■ WHAT THIS TASK INVOLVES ■
Copy each line that contains the string "text".

■ DATA ENTRIES ■
───

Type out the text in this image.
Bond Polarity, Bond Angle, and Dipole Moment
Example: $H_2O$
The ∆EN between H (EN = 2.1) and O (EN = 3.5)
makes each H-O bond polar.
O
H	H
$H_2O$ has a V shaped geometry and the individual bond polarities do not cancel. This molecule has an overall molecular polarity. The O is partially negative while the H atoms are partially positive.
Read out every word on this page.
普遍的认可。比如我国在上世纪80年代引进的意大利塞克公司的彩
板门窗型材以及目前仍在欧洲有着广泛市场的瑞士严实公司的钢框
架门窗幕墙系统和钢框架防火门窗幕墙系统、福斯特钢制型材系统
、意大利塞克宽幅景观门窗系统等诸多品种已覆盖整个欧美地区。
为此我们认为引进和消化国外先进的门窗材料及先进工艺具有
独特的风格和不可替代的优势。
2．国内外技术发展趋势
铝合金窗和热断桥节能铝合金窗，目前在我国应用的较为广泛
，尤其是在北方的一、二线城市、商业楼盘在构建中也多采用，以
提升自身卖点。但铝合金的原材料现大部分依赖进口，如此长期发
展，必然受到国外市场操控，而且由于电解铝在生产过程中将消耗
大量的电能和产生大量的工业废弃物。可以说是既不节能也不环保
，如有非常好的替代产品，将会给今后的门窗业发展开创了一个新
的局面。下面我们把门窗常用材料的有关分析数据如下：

───

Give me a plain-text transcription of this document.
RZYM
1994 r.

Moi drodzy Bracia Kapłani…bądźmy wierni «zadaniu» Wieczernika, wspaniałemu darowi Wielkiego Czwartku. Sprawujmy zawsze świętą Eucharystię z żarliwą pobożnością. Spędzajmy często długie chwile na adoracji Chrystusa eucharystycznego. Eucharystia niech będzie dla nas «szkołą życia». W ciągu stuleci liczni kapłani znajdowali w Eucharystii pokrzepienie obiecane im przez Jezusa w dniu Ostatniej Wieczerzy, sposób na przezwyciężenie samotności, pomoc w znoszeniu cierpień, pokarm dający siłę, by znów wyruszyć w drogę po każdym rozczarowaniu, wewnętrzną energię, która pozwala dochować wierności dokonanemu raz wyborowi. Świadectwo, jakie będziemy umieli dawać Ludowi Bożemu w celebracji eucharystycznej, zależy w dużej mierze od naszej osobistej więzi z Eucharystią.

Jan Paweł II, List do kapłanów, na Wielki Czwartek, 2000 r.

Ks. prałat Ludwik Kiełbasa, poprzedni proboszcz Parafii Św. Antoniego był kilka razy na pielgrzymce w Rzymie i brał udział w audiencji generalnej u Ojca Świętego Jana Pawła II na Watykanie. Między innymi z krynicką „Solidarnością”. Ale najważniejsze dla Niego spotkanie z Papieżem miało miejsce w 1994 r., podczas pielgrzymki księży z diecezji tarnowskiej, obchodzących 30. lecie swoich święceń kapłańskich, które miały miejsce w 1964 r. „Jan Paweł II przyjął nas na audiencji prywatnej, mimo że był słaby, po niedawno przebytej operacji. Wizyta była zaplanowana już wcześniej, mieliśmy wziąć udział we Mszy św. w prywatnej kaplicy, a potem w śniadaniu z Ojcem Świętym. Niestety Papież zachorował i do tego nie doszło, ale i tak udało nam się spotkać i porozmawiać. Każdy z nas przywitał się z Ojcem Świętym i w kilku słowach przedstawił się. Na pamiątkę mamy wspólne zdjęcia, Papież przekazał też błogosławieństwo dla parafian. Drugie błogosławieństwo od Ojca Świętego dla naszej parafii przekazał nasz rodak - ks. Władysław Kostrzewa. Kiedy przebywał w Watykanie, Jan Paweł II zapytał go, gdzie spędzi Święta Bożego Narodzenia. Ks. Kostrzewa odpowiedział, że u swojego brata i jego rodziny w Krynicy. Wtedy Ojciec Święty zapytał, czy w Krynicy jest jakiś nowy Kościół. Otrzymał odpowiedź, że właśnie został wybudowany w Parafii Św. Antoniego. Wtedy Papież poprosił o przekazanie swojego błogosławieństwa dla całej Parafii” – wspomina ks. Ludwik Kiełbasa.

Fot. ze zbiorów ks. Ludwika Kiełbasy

───

■ ANSWER IN FULL ■
Type out the text in this image.
Give me a plain-text transcription of this document.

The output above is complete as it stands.